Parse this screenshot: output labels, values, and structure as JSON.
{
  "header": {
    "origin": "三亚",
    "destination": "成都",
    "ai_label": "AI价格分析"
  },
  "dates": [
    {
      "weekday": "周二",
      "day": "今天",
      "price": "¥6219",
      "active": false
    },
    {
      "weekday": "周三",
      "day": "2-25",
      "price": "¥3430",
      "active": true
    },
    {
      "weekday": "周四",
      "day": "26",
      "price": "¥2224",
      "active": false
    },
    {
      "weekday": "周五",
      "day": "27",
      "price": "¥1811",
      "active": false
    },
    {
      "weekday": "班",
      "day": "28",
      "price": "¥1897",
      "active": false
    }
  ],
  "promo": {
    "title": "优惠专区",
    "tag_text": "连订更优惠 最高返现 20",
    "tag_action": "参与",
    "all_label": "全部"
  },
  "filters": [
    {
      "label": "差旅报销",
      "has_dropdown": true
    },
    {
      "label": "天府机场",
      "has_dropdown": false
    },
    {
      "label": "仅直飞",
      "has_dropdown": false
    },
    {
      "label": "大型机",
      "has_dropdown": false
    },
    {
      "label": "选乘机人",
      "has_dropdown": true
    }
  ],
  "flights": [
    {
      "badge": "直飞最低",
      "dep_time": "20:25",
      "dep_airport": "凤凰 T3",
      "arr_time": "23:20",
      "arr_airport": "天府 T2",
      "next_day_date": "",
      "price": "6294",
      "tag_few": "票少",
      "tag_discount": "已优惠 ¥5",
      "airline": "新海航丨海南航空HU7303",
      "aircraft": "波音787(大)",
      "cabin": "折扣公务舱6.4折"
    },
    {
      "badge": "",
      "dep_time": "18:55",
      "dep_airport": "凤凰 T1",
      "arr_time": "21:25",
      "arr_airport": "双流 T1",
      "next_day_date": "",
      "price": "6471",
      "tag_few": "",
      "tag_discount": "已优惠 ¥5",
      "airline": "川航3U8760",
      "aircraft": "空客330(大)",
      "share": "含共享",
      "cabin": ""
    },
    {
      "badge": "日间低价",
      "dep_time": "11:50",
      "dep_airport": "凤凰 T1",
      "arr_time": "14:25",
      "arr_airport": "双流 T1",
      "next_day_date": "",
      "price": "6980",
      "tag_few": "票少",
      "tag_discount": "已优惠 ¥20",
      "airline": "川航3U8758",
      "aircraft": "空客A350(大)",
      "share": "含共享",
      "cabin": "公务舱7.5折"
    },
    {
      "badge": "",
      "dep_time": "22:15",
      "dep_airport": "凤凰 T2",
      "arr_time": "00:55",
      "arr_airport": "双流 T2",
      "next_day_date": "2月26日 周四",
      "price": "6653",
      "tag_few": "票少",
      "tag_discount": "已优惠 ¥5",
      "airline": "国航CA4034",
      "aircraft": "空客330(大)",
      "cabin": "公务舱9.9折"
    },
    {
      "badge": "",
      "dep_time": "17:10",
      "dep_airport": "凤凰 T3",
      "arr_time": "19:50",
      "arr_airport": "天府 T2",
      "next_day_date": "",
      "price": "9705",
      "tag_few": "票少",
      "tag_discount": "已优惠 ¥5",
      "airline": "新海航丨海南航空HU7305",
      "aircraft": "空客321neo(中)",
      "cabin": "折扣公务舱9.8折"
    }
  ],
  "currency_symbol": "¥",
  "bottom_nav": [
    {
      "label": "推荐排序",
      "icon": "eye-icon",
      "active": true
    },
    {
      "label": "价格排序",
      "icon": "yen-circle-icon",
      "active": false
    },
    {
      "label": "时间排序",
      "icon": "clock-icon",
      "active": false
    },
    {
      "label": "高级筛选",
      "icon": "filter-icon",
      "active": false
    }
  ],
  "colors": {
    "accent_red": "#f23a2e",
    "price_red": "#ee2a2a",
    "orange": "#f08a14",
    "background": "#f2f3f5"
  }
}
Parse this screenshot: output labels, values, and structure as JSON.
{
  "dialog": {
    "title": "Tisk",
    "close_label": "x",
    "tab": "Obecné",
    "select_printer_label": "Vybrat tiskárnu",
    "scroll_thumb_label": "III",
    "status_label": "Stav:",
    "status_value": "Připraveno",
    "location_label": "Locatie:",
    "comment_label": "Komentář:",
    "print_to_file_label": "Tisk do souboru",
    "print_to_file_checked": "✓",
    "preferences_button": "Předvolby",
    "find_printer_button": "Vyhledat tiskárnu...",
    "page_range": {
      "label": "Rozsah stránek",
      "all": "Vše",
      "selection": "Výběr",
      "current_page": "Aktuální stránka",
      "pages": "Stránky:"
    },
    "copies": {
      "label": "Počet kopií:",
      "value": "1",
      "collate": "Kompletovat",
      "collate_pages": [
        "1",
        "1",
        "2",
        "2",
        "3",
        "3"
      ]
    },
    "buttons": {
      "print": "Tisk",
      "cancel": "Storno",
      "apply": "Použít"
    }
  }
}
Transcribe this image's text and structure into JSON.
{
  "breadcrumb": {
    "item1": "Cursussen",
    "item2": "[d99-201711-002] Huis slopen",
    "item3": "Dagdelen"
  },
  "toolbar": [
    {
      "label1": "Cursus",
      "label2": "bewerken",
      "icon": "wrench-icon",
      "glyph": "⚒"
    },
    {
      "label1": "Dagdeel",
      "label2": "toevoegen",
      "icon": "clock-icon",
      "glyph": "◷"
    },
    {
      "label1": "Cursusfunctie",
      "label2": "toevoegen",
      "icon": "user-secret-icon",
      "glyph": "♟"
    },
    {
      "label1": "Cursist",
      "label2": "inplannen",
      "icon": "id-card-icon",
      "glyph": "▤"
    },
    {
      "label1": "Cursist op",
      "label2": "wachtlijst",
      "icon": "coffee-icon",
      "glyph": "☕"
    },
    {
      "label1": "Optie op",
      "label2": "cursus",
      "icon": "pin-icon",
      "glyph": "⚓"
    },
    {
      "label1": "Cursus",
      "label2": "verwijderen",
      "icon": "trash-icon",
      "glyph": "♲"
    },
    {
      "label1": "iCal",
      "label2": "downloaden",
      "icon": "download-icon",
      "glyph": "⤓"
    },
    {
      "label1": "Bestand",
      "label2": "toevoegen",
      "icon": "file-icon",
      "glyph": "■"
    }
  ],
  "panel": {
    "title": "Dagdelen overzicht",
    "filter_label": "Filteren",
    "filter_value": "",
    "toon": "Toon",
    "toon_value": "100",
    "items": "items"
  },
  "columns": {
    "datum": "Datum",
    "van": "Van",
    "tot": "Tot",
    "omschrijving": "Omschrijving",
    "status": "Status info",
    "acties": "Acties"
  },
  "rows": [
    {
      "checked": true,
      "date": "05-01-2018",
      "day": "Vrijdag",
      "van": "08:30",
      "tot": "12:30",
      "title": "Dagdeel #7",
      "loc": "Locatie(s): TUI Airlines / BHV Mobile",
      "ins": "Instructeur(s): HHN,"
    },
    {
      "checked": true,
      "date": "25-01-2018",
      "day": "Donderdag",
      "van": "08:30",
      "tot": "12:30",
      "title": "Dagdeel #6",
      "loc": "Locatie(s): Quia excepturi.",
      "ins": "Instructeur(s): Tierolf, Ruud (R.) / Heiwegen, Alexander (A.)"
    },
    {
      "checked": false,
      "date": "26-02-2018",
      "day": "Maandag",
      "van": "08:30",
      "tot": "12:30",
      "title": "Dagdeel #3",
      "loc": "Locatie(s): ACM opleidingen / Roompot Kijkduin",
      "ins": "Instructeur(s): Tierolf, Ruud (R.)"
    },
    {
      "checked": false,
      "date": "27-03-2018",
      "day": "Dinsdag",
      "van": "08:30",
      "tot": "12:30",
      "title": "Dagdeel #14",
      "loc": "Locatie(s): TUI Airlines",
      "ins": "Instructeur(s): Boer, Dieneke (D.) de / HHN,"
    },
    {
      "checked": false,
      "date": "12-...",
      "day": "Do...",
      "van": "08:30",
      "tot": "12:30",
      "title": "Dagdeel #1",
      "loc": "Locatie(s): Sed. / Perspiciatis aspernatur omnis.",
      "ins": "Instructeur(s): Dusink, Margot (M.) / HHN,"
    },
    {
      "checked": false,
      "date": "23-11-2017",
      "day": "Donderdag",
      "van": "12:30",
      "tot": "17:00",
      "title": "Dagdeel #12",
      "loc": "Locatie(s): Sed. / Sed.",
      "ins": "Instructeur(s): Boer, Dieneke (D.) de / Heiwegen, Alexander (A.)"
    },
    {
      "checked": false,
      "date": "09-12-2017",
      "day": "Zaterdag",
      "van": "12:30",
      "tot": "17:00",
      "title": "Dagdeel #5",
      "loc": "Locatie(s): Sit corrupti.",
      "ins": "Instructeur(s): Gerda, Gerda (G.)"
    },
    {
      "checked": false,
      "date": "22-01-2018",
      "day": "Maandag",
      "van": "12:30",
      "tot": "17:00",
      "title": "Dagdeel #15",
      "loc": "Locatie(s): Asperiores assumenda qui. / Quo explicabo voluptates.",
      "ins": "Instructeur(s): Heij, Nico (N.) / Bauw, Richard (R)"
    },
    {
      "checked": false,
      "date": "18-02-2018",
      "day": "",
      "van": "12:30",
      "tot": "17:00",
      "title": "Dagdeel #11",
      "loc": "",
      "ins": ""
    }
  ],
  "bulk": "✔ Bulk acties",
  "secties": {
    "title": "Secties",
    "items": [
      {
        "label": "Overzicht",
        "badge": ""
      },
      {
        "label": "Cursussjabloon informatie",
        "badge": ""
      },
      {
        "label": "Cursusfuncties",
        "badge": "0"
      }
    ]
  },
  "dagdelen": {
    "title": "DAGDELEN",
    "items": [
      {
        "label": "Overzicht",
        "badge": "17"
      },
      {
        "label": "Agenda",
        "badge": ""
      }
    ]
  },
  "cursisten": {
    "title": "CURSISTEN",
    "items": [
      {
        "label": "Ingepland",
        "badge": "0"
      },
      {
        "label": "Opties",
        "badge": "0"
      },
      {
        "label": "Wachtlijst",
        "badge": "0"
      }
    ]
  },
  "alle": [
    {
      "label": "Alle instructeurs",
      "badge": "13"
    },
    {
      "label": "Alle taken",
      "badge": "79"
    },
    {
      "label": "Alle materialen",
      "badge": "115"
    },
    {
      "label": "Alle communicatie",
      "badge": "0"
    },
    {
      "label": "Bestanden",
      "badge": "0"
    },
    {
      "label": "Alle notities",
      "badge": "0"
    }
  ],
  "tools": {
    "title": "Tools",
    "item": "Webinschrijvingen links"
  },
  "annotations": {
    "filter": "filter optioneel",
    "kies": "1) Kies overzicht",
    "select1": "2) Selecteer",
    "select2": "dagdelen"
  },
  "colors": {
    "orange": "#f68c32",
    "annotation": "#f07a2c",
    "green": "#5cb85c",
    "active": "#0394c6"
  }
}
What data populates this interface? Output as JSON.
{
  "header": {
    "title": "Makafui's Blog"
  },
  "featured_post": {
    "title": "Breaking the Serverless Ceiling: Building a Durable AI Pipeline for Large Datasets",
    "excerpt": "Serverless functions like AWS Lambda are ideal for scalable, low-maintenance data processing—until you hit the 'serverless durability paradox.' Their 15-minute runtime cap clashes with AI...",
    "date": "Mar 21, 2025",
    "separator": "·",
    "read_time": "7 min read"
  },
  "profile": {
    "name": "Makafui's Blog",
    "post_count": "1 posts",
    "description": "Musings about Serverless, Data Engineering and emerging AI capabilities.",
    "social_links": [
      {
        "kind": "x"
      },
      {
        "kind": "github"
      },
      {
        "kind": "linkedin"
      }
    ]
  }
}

REQUIRED TASK >> Quote the line that contains "What data populates" and each line after it through the end of the data, exactly, leaving out everything else.

RESULT FOR THIS TASK >>
What data populates this interface? Output as JSON.
{
  "header": {
    "title": "Makafui's Blog"
  },
  "featured_post": {
    "title": "Breaking the Serverless Ceiling: Building a Durable AI Pipeline for Large Datasets",
    "excerpt": "Serverless functions like AWS Lambda are ideal for scalable, low-maintenance data processing—until you hit the 'serverless durability paradox.' Their 15-minute runtime cap clashes with AI...",
    "date": "Mar 21, 2025",
    "separator": "·",
    "read_time": "7 min read"
  },
  "profile": {
    "name": "Makafui's Blog",
    "post_count": "1 posts",
    "description": "Musings about Serverless, Data Engineering and emerging AI capabilities.",
    "social_links": [
      {
        "kind": "x"
      },
      {
        "kind": "github"
      },
      {
        "kind": "linkedin"
      }
    ]
  }
}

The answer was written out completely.